== CONSIGNE 1 ==
Reprenez la lettre aux gardes de Paul Biya depuis « Je me suis donc » jusqu'à « vos rangs dispersés. », en substituant « mezzanine » à « galerie ».

== TEXTE FOURNI ==

•••

En tant que journaliste indépendante, je ne suis à la solde d’aucune organisation politique quelle qu’elle soit. Résidant partout et nulle part, je ne cherche qu’à contribuer à la dénonciation inlassable de ce que tant d’africains – et de camerounais en l’occurrence – vivent au quotidien, en termes de souffrances extrêmes infligées par un système étatique complètement pourri et inutile, avec un puissant gang de vulgaires coupeurs de route à sa tête. Dans ce gang justement, se trouve la fameuse Garde rapprochée de Paul Biya ainsi que son Service de renseignement.
Je me suis donc trouvée le week-end dernier au bon endroit au bon moment, ce qui m’a permis à travers la lettre qui suit, de faire le récit de ce que j’ai vu et entendu.
Juliette Abandokwe

Chers Frères,
chers
Agents des renseignements et
Gardes rapprochés de Paul Biya,


Par la présente, je souhaite vous remercier.
En effet, depuis la galerie vitrée surplombant le hall d’entrée de l’Hôtel Intercontinental à Genève, j’ai eu l’opportunité d’assister à l’étalage de vos prestations professionnelles de ce jour.  J’ai vu la qualité de la manière dont vous assurez la protection environnementale de votre patron M. Biya. J’ai admiré la finesse de votre système de communication, ainsi que vos talents d’observation. La preuve, vous ne m’avez même pas vu. Les sonneries incessantes de vos portables et vos rapports décousus, ont vraiment témoigné de l’agitation qui régnait dans vos rangs dispersés.
Depuis mon perchoir, je vous ai tous filmé copieusement. Même celui qui se cachait avec son petit appareil photo derrière le mur qui avait peur d’être filmé. Vous devriez vraiment être davantage prudents, comme l’a dit un de vos vieux. Le danger ne vient jamais d’où on l’attend et bientôt vous serez prié de rendre des comptes au peuple camerounais que vous pillez et que vous prenez de haut. La facture, mes frères, sera très salée.
Depuis, la galerie, je vous ai vu filmer les protestataires, des voitures et plaques d’immatriculation, et même des passants que vous suspectiez de connivence avec les manifestants. Vous avez même compté et rendu compte bruyamment du nombre de noirs (vos frères camerounais) et les blancs qui étaient là. Pensez-vous vraiment que vous allez exporter vos méthodes de répression de la moindre miette de contestation? Pourquoi donc vous sentez-vous si menacés !
Vous avez l’air de croire que vous êtes au-dessus de tout. Et pourtant l’hymne national entonné par « les noirs » dehors  vous a fait frissonner, car c’était le même que celui que vous connaissez bien ! Vous êtes issus des mêmes terres et vous avez les mêmes ancêtres eux et vous. Au nom de quoi donc vous croyez-vous doté d’un tel pouvoir d’intimidation? Vous ne savez même pas ce que vous réprimez, vous obéissez simplement au chef qui vous paie. Et c’est votre instinct animal qui sort au grand jour, jusque dans le hall de l’Intercontinental de Genève. Les énormes factures que vous engendrez au quotidien aux frais du peuple camerounais ne vous rendent pas moins animal.

•••

== CONSIGNE 2 ==
Recopiez à l'identique, s'il vous plaît, les entrées depuis leur tout début jusqu'à la ligne contenant « x-tick-label: 2 <box>722 664 742 709</box> », cette ligne comprise.

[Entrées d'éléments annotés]
•••

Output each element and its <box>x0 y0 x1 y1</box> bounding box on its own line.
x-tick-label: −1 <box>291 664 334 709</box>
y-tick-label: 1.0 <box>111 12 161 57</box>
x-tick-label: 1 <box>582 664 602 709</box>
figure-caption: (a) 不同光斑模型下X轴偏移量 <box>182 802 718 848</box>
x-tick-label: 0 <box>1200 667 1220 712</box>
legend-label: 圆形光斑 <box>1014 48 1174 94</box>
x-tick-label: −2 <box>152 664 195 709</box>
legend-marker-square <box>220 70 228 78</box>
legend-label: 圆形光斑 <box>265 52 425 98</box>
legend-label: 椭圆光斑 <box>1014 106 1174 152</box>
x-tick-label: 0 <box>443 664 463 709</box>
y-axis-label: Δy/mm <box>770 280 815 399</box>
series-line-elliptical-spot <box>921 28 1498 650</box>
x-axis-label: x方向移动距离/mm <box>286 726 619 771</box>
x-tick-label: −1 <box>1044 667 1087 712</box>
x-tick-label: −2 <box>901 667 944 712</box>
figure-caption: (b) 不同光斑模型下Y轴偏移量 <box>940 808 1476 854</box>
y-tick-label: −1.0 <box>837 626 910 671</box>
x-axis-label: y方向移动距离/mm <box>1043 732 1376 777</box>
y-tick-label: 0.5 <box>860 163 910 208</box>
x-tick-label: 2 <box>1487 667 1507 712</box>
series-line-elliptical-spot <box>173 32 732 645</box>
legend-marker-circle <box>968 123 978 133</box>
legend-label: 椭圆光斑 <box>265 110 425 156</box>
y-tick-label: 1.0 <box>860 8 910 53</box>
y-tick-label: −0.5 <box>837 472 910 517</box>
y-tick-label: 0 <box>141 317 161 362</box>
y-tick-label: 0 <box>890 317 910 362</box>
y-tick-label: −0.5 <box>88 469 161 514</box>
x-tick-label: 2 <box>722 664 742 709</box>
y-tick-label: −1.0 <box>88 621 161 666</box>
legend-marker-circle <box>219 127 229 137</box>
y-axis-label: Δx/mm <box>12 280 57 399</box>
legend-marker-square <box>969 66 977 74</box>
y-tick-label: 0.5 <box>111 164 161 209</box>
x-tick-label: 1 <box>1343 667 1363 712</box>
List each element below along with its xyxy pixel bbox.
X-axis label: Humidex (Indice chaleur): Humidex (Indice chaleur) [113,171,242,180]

•••

== RÉPONSE 1 ==
Je me suis donc trouvée le week-end dernier au bon endroit au bon moment, ce qui m’a permis à travers la lettre qui suit, de faire le récit de ce que j’ai vu et entendu.
Juliette Abandokwe

Chers Frères,
chers
Agents des renseignements et
Gardes rapprochés de Paul Biya,


Par la présente, je souhaite vous remercier.
En effet, depuis la mezzanine vitrée surplombant le hall d’entrée de l’Hôtel Intercontinental à Genève, j’ai eu l’opportunité d’assister à l’étalage de vos prestations professionnelles de ce jour.  J’ai vu la qualité de la manière dont vous assurez la protection environnementale de votre patron M. Biya. J’ai admiré la finesse de votre système de communication, ainsi que vos talents d’observation. La preuve, vous ne m’avez même pas vu. Les sonneries incessantes de vos portables et vos rapports décousus, ont vraiment témoigné de l’agitation qui régnait dans vos rangs dispersés.

== RÉPONSE 2 ==
Output each element and its <box>x0 y0 x1 y1</box> bounding box on its own line.
x-tick-label: −1 <box>291 664 334 709</box>
y-tick-label: 1.0 <box>111 12 161 57</box>
x-tick-label: 1 <box>582 664 602 709</box>
figure-caption: (a) 不同光斑模型下X轴偏移量 <box>182 802 718 848</box>
x-tick-label: 0 <box>1200 667 1220 712</box>
legend-label: 圆形光斑 <box>1014 48 1174 94</box>
x-tick-label: −2 <box>152 664 195 709</box>
legend-marker-square <box>220 70 228 78</box>
legend-label: 圆形光斑 <box>265 52 425 98</box>
legend-label: 椭圆光斑 <box>1014 106 1174 152</box>
x-tick-label: 0 <box>443 664 463 709</box>
y-axis-label: Δy/mm <box>770 280 815 399</box>
series-line-elliptical-spot <box>921 28 1498 650</box>
x-axis-label: x方向移动距离/mm <box>286 726 619 771</box>
x-tick-label: −1 <box>1044 667 1087 712</box>
x-tick-label: −2 <box>901 667 944 712</box>
figure-caption: (b) 不同光斑模型下Y轴偏移量 <box>940 808 1476 854</box>
y-tick-label: −1.0 <box>837 626 910 671</box>
x-axis-label: y方向移动距离/mm <box>1043 732 1376 777</box>
y-tick-label: 0.5 <box>860 163 910 208</box>
x-tick-label: 2 <box>1487 667 1507 712</box>
series-line-elliptical-spot <box>173 32 732 645</box>
legend-marker-circle <box>968 123 978 133</box>
legend-label: 椭圆光斑 <box>265 110 425 156</box>
y-tick-label: 1.0 <box>860 8 910 53</box>
y-tick-label: −0.5 <box>837 472 910 517</box>
y-tick-label: 0 <box>141 317 161 362</box>
y-tick-label: 0 <box>890 317 910 362</box>
y-tick-label: −0.5 <box>88 469 161 514</box>
x-tick-label: 2 <box>722 664 742 709</box>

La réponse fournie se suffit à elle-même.